→ **Work to be completed**: Lines containing the string "will" are to be counted; report the number and nothing more.

===== Exercise inputs =====

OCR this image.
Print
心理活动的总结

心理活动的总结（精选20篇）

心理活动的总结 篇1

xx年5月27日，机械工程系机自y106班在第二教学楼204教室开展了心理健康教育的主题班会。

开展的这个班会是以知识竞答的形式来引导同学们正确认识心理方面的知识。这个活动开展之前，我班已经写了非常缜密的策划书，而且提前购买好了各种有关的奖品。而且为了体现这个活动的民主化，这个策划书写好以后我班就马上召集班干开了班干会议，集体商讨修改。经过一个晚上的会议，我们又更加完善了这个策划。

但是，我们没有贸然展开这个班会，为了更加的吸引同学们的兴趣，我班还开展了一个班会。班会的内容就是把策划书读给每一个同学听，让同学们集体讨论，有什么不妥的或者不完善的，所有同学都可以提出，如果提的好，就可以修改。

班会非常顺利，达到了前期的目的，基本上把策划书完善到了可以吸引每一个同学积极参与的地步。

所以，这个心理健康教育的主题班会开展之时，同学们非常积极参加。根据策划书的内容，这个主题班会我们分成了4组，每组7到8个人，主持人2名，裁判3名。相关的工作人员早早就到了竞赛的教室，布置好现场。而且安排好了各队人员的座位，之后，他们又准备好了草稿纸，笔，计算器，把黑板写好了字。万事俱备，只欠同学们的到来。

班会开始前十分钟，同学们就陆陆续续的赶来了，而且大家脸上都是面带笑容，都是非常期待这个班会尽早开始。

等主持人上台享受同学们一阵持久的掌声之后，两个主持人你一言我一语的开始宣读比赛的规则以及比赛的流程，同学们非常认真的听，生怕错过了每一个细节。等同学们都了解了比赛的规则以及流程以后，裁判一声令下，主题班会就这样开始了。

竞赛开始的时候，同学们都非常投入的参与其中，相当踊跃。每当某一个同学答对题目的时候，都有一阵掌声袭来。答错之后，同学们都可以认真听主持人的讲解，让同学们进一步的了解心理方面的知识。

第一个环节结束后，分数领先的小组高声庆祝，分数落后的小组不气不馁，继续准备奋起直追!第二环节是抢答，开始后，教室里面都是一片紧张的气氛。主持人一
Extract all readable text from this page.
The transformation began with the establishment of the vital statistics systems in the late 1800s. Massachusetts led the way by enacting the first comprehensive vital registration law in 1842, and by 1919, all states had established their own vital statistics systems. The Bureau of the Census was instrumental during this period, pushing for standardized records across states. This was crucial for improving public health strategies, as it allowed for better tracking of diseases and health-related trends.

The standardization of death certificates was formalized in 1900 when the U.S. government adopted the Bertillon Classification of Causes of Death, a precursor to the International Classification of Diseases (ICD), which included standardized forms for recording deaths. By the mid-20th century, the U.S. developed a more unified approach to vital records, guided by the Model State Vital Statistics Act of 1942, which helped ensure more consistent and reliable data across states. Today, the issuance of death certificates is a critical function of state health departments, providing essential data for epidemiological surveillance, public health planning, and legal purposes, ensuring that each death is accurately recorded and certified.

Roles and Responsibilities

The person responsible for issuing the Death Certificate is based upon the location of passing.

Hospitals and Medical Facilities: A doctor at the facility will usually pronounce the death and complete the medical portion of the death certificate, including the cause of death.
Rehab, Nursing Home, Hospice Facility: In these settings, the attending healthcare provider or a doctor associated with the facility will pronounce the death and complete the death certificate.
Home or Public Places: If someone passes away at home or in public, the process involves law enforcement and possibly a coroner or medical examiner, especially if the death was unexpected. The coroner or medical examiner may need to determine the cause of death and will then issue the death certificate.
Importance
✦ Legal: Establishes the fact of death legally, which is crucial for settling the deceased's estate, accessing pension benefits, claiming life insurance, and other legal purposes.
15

=====

→ **Output**: 3